[start of Data for this task]

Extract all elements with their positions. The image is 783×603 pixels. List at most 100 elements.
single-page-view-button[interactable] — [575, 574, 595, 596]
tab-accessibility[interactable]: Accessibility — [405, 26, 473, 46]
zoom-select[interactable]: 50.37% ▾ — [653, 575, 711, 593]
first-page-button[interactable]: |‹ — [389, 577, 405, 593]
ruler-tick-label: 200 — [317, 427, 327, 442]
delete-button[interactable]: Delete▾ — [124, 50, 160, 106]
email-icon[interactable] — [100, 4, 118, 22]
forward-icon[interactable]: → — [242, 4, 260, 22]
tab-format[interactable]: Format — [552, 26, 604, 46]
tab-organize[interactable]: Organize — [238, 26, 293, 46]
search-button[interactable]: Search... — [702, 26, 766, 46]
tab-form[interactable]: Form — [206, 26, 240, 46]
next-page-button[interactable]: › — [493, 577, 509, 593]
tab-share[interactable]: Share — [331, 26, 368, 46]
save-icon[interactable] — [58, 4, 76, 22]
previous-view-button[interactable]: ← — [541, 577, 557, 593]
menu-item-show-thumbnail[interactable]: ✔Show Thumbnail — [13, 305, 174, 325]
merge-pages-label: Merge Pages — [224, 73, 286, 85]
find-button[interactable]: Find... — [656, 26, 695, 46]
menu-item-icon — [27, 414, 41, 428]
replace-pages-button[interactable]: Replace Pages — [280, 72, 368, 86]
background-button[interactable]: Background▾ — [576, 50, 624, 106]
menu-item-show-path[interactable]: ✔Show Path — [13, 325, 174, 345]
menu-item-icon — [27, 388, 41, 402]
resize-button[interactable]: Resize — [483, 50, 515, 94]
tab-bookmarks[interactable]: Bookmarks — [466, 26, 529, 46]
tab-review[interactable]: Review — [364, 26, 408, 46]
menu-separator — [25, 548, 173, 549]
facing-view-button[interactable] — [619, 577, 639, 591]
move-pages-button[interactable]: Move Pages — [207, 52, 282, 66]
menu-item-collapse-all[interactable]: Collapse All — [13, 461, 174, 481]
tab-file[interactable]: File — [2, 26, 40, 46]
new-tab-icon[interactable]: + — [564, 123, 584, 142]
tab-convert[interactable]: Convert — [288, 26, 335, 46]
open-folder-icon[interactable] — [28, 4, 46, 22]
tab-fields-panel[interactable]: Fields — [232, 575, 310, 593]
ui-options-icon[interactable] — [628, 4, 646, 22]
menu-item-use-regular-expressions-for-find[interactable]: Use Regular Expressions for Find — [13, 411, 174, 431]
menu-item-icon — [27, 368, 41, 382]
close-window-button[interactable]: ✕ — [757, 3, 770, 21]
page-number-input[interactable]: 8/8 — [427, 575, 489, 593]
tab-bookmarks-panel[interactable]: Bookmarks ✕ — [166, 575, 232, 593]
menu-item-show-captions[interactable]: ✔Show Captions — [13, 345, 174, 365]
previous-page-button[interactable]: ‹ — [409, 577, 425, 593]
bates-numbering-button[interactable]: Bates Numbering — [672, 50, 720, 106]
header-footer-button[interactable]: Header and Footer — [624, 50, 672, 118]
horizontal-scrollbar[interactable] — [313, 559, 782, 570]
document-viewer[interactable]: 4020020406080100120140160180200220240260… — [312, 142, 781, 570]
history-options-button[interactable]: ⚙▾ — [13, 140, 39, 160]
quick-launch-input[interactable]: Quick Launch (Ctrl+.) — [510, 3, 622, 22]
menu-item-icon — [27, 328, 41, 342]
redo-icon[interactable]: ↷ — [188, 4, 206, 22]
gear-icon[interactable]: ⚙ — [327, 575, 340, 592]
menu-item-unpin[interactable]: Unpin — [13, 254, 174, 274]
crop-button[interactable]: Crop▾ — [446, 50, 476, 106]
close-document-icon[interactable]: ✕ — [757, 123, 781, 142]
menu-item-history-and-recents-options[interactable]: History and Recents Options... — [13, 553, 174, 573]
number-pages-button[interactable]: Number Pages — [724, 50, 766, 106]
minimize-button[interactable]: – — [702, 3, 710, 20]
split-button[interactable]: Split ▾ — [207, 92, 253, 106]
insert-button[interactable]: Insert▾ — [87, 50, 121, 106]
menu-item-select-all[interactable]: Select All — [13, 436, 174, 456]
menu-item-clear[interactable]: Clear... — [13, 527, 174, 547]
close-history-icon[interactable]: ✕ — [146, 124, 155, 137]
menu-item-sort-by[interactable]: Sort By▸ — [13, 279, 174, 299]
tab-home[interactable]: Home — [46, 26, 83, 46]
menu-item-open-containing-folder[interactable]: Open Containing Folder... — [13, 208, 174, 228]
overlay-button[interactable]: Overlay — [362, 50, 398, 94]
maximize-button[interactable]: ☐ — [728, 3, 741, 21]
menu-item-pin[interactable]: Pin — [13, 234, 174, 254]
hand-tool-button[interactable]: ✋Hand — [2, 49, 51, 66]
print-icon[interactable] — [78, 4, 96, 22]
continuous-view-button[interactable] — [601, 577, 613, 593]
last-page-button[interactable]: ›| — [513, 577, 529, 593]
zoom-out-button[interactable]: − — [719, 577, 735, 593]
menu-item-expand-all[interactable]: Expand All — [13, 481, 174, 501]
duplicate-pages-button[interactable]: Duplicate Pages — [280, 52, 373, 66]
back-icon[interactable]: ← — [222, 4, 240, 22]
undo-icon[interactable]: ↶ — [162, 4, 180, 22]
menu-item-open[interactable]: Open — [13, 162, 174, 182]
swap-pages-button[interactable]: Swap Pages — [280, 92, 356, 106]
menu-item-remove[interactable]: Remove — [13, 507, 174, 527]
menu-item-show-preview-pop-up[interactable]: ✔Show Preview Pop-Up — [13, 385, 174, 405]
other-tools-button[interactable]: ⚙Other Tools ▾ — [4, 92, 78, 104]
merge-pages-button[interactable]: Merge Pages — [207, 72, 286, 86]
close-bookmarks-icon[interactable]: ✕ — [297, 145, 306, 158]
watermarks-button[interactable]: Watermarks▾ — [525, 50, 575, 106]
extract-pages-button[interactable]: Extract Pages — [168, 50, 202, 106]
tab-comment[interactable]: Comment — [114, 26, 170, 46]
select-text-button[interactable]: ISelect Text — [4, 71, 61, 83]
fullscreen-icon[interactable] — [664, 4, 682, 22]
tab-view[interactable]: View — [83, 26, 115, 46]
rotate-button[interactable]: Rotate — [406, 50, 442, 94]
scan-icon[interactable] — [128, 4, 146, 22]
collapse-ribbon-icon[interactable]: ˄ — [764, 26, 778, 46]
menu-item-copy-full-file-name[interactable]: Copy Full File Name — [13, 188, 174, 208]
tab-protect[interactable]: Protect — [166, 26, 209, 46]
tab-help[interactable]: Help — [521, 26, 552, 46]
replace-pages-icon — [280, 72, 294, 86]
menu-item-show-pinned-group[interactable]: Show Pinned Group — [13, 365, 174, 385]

[end of Data for this task]

- **What you need to do**: Extract every one of the lines above verbatim, keeping each in its original order.

- **Exercise answer**:
Extract all elements with their positions. The image is 783×603 pixels. List at most 100 elements.
single-page-view-button[interactable] — [575, 574, 595, 596]
tab-accessibility[interactable]: Accessibility — [405, 26, 473, 46]
zoom-select[interactable]: 50.37% ▾ — [653, 575, 711, 593]
first-page-button[interactable]: |‹ — [389, 577, 405, 593]
ruler-tick-label: 200 — [317, 427, 327, 442]
delete-button[interactable]: Delete▾ — [124, 50, 160, 106]
email-icon[interactable] — [100, 4, 118, 22]
forward-icon[interactable]: → — [242, 4, 260, 22]
tab-format[interactable]: Format — [552, 26, 604, 46]
tab-organize[interactable]: Organize — [238, 26, 293, 46]
search-button[interactable]: Search... — [702, 26, 766, 46]
tab-form[interactable]: Form — [206, 26, 240, 46]
next-page-button[interactable]: › — [493, 577, 509, 593]
tab-share[interactable]: Share — [331, 26, 368, 46]
save-icon[interactable] — [58, 4, 76, 22]
previous-view-button[interactable]: ← — [541, 577, 557, 593]
menu-item-show-thumbnail[interactable]: ✔Show Thumbnail — [13, 305, 174, 325]
merge-pages-label: Merge Pages — [224, 73, 286, 85]
find-button[interactable]: Find... — [656, 26, 695, 46]
menu-item-icon — [27, 414, 41, 428]
replace-pages-button[interactable]: Replace Pages — [280, 72, 368, 86]
background-button[interactable]: Background▾ — [576, 50, 624, 106]
menu-item-show-path[interactable]: ✔Show Path — [13, 325, 174, 345]
menu-item-icon — [27, 388, 41, 402]
resize-button[interactable]: Resize — [483, 50, 515, 94]
tab-bookmarks[interactable]: Bookmarks — [466, 26, 529, 46]
tab-review[interactable]: Review — [364, 26, 408, 46]
menu-separator — [25, 548, 173, 549]
facing-view-button[interactable] — [619, 577, 639, 591]
move-pages-button[interactable]: Move Pages — [207, 52, 282, 66]
menu-item-collapse-all[interactable]: Collapse All — [13, 461, 174, 481]
tab-file[interactable]: File — [2, 26, 40, 46]
new-tab-icon[interactable]: + — [564, 123, 584, 142]
tab-convert[interactable]: Convert — [288, 26, 335, 46]
open-folder-icon[interactable] — [28, 4, 46, 22]
tab-fields-panel[interactable]: Fields — [232, 575, 310, 593]
ui-options-icon[interactable] — [628, 4, 646, 22]
menu-item-use-regular-expressions-for-find[interactable]: Use Regular Expressions for Find — [13, 411, 174, 431]
menu-item-icon — [27, 368, 41, 382]
close-window-button[interactable]: ✕ — [757, 3, 770, 21]
page-number-input[interactable]: 8/8 — [427, 575, 489, 593]
tab-bookmarks-panel[interactable]: Bookmarks ✕ — [166, 575, 232, 593]
menu-item-show-captions[interactable]: ✔Show Captions — [13, 345, 174, 365]
previous-page-button[interactable]: ‹ — [409, 577, 425, 593]
bates-numbering-button[interactable]: Bates Numbering — [672, 50, 720, 106]
header-footer-button[interactable]: Header and Footer — [624, 50, 672, 118]
horizontal-scrollbar[interactable] — [313, 559, 782, 570]
document-viewer[interactable]: 4020020406080100120140160180200220240260… — [312, 142, 781, 570]
history-options-button[interactable]: ⚙▾ — [13, 140, 39, 160]
quick-launch-input[interactable]: Quick Launch (Ctrl+.) — [510, 3, 622, 22]
menu-item-icon — [27, 328, 41, 342]
redo-icon[interactable]: ↷ — [188, 4, 206, 22]
gear-icon[interactable]: ⚙ — [327, 575, 340, 592]
menu-item-unpin[interactable]: Unpin — [13, 254, 174, 274]
crop-button[interactable]: Crop▾ — [446, 50, 476, 106]
close-document-icon[interactable]: ✕ — [757, 123, 781, 142]
menu-item-history-and-recents-options[interactable]: History and Recents Options... — [13, 553, 174, 573]
number-pages-button[interactable]: Number Pages — [724, 50, 766, 106]
minimize-button[interactable]: – — [702, 3, 710, 20]
split-button[interactable]: Split ▾ — [207, 92, 253, 106]
insert-button[interactable]: Insert▾ — [87, 50, 121, 106]
menu-item-select-all[interactable]: Select All — [13, 436, 174, 456]
menu-item-clear[interactable]: Clear... — [13, 527, 174, 547]
close-history-icon[interactable]: ✕ — [146, 124, 155, 137]
menu-item-sort-by[interactable]: Sort By▸ — [13, 279, 174, 299]
tab-home[interactable]: Home — [46, 26, 83, 46]
menu-item-open-containing-folder[interactable]: Open Containing Folder... — [13, 208, 174, 228]
overlay-button[interactable]: Overlay — [362, 50, 398, 94]
maximize-button[interactable]: ☐ — [728, 3, 741, 21]
menu-item-pin[interactable]: Pin — [13, 234, 174, 254]
hand-tool-button[interactable]: ✋Hand — [2, 49, 51, 66]
print-icon[interactable] — [78, 4, 96, 22]
continuous-view-button[interactable] — [601, 577, 613, 593]
last-page-button[interactable]: ›| — [513, 577, 529, 593]
zoom-out-button[interactable]: − — [719, 577, 735, 593]
menu-item-expand-all[interactable]: Expand All — [13, 481, 174, 501]
duplicate-pages-button[interactable]: Duplicate Pages — [280, 52, 373, 66]
back-icon[interactable]: ← — [222, 4, 240, 22]
undo-icon[interactable]: ↶ — [162, 4, 180, 22]
menu-item-open[interactable]: Open — [13, 162, 174, 182]
swap-pages-button[interactable]: Swap Pages — [280, 92, 356, 106]
menu-item-remove[interactable]: Remove — [13, 507, 174, 527]
menu-item-show-preview-pop-up[interactable]: ✔Show Preview Pop-Up — [13, 385, 174, 405]
other-tools-button[interactable]: ⚙Other Tools ▾ — [4, 92, 78, 104]
merge-pages-button[interactable]: Merge Pages — [207, 72, 286, 86]
close-bookmarks-icon[interactable]: ✕ — [297, 145, 306, 158]
watermarks-button[interactable]: Watermarks▾ — [525, 50, 575, 106]
extract-pages-button[interactable]: Extract Pages — [168, 50, 202, 106]
tab-comment[interactable]: Comment — [114, 26, 170, 46]
select-text-button[interactable]: ISelect Text — [4, 71, 61, 83]
fullscreen-icon[interactable] — [664, 4, 682, 22]
tab-view[interactable]: View — [83, 26, 115, 46]
rotate-button[interactable]: Rotate — [406, 50, 442, 94]
scan-icon[interactable] — [128, 4, 146, 22]
collapse-ribbon-icon[interactable]: ˄ — [764, 26, 778, 46]
menu-item-copy-full-file-name[interactable]: Copy Full File Name — [13, 188, 174, 208]
tab-protect[interactable]: Protect — [166, 26, 209, 46]
tab-help[interactable]: Help — [521, 26, 552, 46]
replace-pages-icon — [280, 72, 294, 86]
menu-item-show-pinned-group[interactable]: Show Pinned Group — [13, 365, 174, 385]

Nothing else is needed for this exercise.